▶ [RECORDED INFORMATION]:
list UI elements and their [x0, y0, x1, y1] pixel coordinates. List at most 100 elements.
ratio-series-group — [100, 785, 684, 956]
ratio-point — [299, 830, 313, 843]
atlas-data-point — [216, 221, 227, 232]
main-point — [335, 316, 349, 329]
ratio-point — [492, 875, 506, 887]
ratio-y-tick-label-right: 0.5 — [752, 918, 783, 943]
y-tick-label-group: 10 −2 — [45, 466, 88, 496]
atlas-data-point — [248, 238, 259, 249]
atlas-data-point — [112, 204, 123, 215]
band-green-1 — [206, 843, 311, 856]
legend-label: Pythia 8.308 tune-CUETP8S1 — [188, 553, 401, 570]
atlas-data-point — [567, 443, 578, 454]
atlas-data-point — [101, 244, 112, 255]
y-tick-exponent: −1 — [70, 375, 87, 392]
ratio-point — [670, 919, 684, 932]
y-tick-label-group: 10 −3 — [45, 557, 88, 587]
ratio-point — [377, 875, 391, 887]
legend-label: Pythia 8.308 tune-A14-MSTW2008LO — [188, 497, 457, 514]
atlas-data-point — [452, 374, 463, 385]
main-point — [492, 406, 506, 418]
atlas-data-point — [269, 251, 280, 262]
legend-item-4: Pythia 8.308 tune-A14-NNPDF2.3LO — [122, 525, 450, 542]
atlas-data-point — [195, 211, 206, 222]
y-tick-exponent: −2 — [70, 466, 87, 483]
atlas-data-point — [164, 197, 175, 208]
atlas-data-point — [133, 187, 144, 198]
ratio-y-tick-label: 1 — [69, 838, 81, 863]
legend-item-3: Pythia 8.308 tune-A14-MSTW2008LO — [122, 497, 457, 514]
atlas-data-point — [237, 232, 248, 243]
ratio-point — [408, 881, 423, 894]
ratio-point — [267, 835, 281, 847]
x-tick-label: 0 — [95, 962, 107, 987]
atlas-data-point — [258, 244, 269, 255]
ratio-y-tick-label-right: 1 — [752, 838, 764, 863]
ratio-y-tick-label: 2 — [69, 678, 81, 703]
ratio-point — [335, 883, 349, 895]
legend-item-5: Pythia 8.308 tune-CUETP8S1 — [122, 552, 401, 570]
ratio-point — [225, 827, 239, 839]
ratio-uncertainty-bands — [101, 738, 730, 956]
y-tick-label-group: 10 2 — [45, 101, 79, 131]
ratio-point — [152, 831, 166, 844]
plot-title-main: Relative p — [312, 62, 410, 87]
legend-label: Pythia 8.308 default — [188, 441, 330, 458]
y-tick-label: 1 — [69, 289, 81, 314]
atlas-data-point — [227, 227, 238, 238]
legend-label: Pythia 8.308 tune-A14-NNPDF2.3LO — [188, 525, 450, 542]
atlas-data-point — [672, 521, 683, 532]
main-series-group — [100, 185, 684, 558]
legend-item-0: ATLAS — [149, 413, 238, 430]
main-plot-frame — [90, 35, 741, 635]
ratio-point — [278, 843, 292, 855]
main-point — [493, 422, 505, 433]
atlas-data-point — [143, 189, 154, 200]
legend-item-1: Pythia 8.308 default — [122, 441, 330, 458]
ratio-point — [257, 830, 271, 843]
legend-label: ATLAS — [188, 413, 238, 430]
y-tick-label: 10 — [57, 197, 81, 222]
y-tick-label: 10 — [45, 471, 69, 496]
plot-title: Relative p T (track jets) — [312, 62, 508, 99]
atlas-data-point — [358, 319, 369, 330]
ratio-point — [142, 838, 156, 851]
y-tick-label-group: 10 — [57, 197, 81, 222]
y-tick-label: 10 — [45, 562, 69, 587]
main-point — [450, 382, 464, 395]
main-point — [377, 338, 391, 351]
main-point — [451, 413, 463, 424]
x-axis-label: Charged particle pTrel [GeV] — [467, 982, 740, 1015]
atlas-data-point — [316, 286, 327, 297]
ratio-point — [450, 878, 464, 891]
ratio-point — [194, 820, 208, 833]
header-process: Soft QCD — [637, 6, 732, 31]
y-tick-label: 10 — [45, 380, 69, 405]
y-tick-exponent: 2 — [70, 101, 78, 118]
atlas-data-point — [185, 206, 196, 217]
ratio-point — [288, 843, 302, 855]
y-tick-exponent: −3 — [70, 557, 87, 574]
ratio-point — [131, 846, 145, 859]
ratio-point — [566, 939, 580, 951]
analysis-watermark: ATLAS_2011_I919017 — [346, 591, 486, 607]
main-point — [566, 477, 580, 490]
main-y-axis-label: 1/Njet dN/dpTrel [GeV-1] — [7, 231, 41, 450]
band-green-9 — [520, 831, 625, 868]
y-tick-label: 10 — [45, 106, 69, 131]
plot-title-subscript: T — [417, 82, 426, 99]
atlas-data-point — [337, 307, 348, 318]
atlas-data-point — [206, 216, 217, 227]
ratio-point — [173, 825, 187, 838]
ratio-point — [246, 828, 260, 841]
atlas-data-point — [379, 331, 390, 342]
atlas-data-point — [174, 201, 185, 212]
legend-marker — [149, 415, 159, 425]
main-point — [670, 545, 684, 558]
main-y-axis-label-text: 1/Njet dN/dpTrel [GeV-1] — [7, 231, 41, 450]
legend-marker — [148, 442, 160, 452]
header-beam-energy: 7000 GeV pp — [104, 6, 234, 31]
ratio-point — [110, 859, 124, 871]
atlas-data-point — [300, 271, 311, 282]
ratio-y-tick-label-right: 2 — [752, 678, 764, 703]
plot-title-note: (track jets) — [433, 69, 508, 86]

▶ [TASK DIRECTIONS]:
Arrange all of the data above as a numbered list, omitting any blank lines.

▶ [EXERCISE RESPONSE]:
1. list UI elements and their [x0, y0, x1, y1] pixel coordinates. List at most 100 elements.
2. ratio-series-group — [100, 785, 684, 956]
3. ratio-point — [299, 830, 313, 843]
4. atlas-data-point — [216, 221, 227, 232]
5. main-point — [335, 316, 349, 329]
6. ratio-point — [492, 875, 506, 887]
7. ratio-y-tick-label-right: 0.5 — [752, 918, 783, 943]
8. y-tick-label-group: 10 −2 — [45, 466, 88, 496]
9. atlas-data-point — [248, 238, 259, 249]
10. atlas-data-point — [112, 204, 123, 215]
11. band-green-1 — [206, 843, 311, 856]
12. legend-label: Pythia 8.308 tune-CUETP8S1 — [188, 553, 401, 570]
13. atlas-data-point — [567, 443, 578, 454]
14. atlas-data-point — [101, 244, 112, 255]
15. y-tick-exponent: −1 — [70, 375, 87, 392]
16. ratio-point — [670, 919, 684, 932]
17. y-tick-label-group: 10 −3 — [45, 557, 88, 587]
18. ratio-point — [377, 875, 391, 887]
19. legend-label: Pythia 8.308 tune-A14-MSTW2008LO — [188, 497, 457, 514]
20. atlas-data-point — [452, 374, 463, 385]
21. main-point — [492, 406, 506, 418]
22. atlas-data-point — [269, 251, 280, 262]
23. legend-item-4: Pythia 8.308 tune-A14-NNPDF2.3LO — [122, 525, 450, 542]
24. atlas-data-point — [195, 211, 206, 222]
25. y-tick-exponent: −2 — [70, 466, 87, 483]
26. atlas-data-point — [164, 197, 175, 208]
27. atlas-data-point — [133, 187, 144, 198]
28. ratio-y-tick-label: 1 — [69, 838, 81, 863]
29. legend-item-3: Pythia 8.308 tune-A14-MSTW2008LO — [122, 497, 457, 514]
30. atlas-data-point — [237, 232, 248, 243]
31. ratio-point — [408, 881, 423, 894]
32. ratio-point — [267, 835, 281, 847]
33. x-tick-label: 0 — [95, 962, 107, 987]
34. atlas-data-point — [258, 244, 269, 255]
35. ratio-y-tick-label-right: 1 — [752, 838, 764, 863]
36. ratio-y-tick-label: 2 — [69, 678, 81, 703]
37. ratio-point — [335, 883, 349, 895]
38. legend-item-5: Pythia 8.308 tune-CUETP8S1 — [122, 552, 401, 570]
39. ratio-point — [225, 827, 239, 839]
40. ratio-uncertainty-bands — [101, 738, 730, 956]
41. y-tick-label-group: 10 2 — [45, 101, 79, 131]
42. ratio-point — [152, 831, 166, 844]
43. plot-title-main: Relative p — [312, 62, 410, 87]
44. legend-label: Pythia 8.308 default — [188, 441, 330, 458]
45. y-tick-label: 1 — [69, 289, 81, 314]
46. atlas-data-point — [227, 227, 238, 238]
47. legend-label: Pythia 8.308 tune-A14-NNPDF2.3LO — [188, 525, 450, 542]
48. atlas-data-point — [672, 521, 683, 532]
49. main-series-group — [100, 185, 684, 558]
50. legend-item-0: ATLAS — [149, 413, 238, 430]
51. main-plot-frame — [90, 35, 741, 635]
52. ratio-point — [278, 843, 292, 855]
53. main-point — [493, 422, 505, 433]
54. atlas-data-point — [143, 189, 154, 200]
55. legend-item-1: Pythia 8.308 default — [122, 441, 330, 458]
56. ratio-point — [257, 830, 271, 843]
57. legend-label: ATLAS — [188, 413, 238, 430]
58. y-tick-label: 10 — [57, 197, 81, 222]
59. y-tick-label: 10 — [45, 471, 69, 496]
60. plot-title: Relative p T (track jets) — [312, 62, 508, 99]
61. atlas-data-point — [358, 319, 369, 330]
62. ratio-point — [142, 838, 156, 851]
63. y-tick-label-group: 10 — [57, 197, 81, 222]
64. y-tick-label: 10 — [45, 562, 69, 587]
65. main-point — [450, 382, 464, 395]
66. main-point — [377, 338, 391, 351]
67. main-point — [451, 413, 463, 424]
68. x-axis-label: Charged particle pTrel [GeV] — [467, 982, 740, 1015]
69. atlas-data-point — [316, 286, 327, 297]
70. ratio-point — [450, 878, 464, 891]
71. ratio-point — [194, 820, 208, 833]
72. header-process: Soft QCD — [637, 6, 732, 31]
73. y-tick-label: 10 — [45, 380, 69, 405]
74. y-tick-exponent: 2 — [70, 101, 78, 118]
75. atlas-data-point — [185, 206, 196, 217]
76. ratio-point — [288, 843, 302, 855]
77. y-tick-exponent: −3 — [70, 557, 87, 574]
78. ratio-point — [131, 846, 145, 859]
79. ratio-point — [566, 939, 580, 951]
80. analysis-watermark: ATLAS_2011_I919017 — [346, 591, 486, 607]
81. main-point — [566, 477, 580, 490]
82. main-y-axis-label: 1/Njet dN/dpTrel [GeV-1] — [7, 231, 41, 450]
83. band-green-9 — [520, 831, 625, 868]
84. y-tick-label: 10 — [45, 106, 69, 131]
85. plot-title-subscript: T — [417, 82, 426, 99]
86. atlas-data-point — [337, 307, 348, 318]
87. atlas-data-point — [206, 216, 217, 227]
88. ratio-point — [173, 825, 187, 838]
89. ratio-point — [246, 828, 260, 841]
90. atlas-data-point — [379, 331, 390, 342]
91. atlas-data-point — [174, 201, 185, 212]
92. legend-marker — [149, 415, 159, 425]
93. main-point — [670, 545, 684, 558]
94. main-y-axis-label-text: 1/Njet dN/dpTrel [GeV-1] — [7, 231, 41, 450]
95. legend-marker — [148, 442, 160, 452]
96. header-beam-energy: 7000 GeV pp — [104, 6, 234, 31]
97. ratio-point — [110, 859, 124, 871]
98. atlas-data-point — [300, 271, 311, 282]
99. ratio-y-tick-label-right: 2 — [752, 678, 764, 703]
100. plot-title-note: (track jets) — [433, 69, 508, 86]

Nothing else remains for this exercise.